* START Data to process *

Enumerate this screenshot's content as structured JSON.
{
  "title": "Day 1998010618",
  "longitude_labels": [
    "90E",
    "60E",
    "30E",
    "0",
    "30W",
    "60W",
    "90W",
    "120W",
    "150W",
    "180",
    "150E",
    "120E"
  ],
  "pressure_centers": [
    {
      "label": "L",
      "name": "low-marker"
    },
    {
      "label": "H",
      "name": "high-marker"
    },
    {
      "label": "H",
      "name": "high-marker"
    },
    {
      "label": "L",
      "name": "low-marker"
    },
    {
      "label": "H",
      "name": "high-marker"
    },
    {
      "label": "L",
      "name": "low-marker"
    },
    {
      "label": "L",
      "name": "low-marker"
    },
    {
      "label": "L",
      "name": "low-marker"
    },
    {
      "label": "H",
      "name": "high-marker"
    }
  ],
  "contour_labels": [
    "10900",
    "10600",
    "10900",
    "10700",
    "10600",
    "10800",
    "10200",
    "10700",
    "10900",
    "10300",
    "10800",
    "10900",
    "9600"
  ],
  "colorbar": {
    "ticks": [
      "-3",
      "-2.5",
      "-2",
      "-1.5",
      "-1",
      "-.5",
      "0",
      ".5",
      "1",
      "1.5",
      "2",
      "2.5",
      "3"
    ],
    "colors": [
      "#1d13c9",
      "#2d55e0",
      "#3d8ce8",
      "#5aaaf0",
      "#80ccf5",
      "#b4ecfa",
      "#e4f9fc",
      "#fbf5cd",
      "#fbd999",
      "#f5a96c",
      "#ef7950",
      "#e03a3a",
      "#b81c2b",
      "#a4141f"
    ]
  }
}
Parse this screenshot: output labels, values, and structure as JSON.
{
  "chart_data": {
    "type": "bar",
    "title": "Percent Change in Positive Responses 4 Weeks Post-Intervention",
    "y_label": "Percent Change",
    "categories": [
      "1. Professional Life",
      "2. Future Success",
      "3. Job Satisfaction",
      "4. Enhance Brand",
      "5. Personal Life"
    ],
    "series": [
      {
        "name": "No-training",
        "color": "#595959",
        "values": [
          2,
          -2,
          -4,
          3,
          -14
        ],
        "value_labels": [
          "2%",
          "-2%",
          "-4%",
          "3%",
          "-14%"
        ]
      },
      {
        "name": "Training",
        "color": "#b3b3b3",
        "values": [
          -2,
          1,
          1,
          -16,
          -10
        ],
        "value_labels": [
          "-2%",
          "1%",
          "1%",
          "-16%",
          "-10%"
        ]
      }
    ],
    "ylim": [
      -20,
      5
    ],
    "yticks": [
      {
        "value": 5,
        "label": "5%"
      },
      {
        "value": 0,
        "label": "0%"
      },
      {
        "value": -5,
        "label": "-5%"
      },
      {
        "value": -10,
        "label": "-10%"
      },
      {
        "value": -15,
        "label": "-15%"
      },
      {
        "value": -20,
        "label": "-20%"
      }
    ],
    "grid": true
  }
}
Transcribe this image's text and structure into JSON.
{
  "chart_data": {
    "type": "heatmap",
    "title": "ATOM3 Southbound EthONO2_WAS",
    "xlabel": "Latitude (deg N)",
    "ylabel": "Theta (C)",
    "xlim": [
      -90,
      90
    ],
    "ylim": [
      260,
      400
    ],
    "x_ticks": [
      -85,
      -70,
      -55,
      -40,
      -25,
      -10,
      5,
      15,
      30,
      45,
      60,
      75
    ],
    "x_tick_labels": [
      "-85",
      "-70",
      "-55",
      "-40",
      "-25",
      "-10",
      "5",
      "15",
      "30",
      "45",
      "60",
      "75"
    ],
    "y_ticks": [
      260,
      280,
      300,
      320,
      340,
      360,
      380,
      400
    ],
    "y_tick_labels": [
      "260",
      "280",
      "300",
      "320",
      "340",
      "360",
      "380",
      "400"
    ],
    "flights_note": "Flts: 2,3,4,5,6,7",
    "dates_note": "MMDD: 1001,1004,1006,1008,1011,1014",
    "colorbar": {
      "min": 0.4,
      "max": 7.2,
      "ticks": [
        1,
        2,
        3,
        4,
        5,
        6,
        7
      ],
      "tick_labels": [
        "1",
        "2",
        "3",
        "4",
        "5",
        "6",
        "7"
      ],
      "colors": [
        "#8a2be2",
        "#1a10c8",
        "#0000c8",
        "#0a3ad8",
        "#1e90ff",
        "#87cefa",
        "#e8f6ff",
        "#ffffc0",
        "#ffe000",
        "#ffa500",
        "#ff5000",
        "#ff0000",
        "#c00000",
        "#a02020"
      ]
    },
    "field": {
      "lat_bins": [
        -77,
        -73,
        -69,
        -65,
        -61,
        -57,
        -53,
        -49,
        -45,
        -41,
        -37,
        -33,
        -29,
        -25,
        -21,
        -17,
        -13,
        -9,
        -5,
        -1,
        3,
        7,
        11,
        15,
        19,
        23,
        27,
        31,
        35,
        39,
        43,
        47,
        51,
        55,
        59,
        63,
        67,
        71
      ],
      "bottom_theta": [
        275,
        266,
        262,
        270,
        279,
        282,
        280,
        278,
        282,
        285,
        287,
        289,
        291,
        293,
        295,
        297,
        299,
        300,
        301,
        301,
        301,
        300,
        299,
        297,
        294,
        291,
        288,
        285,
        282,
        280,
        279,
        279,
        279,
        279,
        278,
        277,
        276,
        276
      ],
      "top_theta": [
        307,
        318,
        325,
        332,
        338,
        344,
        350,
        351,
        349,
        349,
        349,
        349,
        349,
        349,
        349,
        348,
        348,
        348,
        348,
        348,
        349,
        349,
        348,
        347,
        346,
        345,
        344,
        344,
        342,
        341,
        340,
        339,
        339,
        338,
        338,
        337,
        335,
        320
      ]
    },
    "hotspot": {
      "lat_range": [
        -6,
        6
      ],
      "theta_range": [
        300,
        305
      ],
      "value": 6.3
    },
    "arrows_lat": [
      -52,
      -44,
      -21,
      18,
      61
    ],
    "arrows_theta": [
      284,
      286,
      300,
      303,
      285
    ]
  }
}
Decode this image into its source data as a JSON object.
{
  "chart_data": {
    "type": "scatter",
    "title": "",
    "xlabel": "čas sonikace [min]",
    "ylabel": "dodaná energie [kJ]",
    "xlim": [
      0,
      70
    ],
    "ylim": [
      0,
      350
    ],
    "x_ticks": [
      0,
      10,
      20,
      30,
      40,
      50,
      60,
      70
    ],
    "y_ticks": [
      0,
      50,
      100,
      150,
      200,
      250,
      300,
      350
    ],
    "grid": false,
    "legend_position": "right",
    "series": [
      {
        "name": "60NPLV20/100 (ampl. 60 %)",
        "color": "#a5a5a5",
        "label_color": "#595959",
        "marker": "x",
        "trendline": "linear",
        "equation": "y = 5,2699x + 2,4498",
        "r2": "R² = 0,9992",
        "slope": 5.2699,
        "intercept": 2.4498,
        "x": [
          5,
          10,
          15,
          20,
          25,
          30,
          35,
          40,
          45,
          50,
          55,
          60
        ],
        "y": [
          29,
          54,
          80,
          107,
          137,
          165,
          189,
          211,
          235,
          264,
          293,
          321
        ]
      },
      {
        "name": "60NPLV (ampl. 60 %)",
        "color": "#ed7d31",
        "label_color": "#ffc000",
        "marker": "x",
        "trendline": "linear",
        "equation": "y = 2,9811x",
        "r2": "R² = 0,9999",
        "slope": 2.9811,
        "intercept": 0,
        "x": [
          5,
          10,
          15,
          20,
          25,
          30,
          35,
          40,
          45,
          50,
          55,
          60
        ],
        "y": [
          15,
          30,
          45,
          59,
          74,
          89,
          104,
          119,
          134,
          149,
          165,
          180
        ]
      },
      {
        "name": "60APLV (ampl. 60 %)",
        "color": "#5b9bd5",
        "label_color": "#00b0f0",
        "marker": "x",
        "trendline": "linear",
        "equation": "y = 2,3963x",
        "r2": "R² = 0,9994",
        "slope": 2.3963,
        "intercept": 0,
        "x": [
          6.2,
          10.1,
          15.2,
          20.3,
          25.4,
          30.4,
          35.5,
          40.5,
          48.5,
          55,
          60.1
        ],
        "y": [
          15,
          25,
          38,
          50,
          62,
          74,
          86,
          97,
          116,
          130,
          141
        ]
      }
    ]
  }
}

* END Data to process *

Requirements:
Select every line in the records above that contains the word "Percent".

Answer for this exercise:
    "title": "Percent Change in Positive Responses 4 Weeks Post-Intervention",
    "y_label": "Percent Change",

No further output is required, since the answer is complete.